_Data records_:
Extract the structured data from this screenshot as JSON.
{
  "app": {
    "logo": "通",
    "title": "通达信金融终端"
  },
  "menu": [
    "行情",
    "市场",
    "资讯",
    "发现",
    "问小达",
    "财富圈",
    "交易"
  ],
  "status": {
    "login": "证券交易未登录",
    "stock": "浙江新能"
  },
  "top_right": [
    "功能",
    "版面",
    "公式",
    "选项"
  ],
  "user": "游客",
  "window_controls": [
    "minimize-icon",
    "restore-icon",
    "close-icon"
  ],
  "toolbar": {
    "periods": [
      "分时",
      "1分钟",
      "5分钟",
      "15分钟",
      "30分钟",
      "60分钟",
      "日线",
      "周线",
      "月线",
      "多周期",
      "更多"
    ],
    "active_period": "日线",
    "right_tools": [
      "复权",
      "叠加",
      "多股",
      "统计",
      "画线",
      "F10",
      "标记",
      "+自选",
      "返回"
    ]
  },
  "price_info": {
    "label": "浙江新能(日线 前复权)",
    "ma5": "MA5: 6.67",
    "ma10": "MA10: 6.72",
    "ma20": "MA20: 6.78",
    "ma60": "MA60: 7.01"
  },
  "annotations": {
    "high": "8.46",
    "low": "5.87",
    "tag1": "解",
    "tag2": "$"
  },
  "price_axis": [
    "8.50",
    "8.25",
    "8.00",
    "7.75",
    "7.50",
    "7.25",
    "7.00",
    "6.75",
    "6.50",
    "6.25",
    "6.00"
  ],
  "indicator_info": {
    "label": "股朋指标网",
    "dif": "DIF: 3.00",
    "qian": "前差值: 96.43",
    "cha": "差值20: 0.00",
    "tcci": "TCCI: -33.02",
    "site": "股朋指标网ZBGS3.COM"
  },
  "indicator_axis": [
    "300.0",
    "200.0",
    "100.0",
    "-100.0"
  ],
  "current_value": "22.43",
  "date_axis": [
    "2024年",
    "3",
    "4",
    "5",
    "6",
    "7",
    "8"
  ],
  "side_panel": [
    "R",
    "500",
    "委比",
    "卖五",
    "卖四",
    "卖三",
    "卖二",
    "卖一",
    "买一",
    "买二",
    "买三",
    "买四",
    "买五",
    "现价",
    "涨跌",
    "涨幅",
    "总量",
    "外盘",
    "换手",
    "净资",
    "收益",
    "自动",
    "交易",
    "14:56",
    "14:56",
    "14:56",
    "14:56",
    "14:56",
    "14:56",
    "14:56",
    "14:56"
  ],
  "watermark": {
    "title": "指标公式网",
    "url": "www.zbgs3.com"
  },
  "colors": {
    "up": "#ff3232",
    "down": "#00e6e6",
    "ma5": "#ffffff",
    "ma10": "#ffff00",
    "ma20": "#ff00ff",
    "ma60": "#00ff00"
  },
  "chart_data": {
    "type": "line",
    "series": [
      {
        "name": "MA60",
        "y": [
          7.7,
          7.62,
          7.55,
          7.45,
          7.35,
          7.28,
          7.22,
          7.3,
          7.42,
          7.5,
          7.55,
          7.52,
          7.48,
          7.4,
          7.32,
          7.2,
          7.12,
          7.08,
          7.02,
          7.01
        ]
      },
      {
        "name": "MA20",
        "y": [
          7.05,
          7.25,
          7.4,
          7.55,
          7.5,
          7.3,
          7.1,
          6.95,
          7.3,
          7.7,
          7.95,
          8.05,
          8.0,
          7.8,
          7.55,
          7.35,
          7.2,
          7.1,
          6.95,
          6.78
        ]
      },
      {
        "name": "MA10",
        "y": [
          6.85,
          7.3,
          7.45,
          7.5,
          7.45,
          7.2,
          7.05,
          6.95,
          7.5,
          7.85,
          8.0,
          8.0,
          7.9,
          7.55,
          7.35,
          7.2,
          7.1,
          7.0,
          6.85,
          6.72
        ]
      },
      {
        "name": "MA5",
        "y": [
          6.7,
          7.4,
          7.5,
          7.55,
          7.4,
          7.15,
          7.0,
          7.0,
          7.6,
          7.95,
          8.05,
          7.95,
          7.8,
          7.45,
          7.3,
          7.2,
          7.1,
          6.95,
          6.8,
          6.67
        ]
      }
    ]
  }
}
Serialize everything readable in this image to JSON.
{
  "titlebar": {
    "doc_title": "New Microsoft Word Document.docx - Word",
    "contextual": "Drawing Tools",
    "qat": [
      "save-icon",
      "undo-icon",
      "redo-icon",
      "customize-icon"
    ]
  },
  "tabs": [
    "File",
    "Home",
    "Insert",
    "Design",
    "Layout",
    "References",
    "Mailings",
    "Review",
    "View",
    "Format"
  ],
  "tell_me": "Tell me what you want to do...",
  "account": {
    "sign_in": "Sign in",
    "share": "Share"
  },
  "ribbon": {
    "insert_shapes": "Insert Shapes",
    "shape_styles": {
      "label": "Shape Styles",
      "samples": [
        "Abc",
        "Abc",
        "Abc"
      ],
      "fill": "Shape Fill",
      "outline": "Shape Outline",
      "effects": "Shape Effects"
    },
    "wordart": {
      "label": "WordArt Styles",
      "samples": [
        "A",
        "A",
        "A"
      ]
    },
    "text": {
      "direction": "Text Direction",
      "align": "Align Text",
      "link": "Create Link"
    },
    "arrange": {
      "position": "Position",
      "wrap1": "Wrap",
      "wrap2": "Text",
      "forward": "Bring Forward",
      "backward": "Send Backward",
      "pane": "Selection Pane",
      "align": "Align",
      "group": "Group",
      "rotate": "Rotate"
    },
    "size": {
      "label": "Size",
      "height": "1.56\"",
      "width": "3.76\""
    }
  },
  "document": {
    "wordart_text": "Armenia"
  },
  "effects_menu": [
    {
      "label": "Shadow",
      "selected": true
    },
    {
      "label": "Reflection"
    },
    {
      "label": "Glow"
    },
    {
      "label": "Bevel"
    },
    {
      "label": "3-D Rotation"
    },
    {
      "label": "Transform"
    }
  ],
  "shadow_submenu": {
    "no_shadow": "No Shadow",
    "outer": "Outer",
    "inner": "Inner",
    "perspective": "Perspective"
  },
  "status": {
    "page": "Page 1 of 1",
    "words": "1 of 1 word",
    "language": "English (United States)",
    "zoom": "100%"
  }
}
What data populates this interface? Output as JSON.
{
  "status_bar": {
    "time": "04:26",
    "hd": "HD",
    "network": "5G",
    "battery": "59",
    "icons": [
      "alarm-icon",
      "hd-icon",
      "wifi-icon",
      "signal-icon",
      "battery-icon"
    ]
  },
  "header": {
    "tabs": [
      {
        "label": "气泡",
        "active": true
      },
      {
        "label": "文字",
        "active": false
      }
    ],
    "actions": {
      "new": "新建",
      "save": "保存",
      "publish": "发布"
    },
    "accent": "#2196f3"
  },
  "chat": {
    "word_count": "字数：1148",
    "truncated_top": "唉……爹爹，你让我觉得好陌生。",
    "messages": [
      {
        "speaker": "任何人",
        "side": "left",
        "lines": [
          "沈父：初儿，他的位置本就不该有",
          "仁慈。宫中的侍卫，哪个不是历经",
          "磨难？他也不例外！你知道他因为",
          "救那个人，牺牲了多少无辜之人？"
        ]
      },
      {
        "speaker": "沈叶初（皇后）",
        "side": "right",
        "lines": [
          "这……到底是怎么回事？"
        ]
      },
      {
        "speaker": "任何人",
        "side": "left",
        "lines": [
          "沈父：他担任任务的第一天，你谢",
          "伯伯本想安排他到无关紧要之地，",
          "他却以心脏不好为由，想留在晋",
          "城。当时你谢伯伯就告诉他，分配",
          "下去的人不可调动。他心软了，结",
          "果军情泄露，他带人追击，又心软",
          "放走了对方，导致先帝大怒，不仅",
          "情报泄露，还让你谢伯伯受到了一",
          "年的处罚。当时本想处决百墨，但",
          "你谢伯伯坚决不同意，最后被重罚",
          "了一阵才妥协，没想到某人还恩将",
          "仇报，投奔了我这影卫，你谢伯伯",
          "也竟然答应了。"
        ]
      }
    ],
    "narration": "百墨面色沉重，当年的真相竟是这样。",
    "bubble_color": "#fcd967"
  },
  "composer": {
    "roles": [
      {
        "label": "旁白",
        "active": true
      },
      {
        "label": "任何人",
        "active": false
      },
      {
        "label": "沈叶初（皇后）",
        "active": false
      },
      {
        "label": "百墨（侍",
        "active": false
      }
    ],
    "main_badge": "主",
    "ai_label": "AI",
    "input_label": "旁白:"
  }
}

_Goal_:
Scan the material above. Extract every line in which the word "Insert" occurs.

_Worked answer_:
    "Insert",
    "insert_shapes": "Insert Shapes",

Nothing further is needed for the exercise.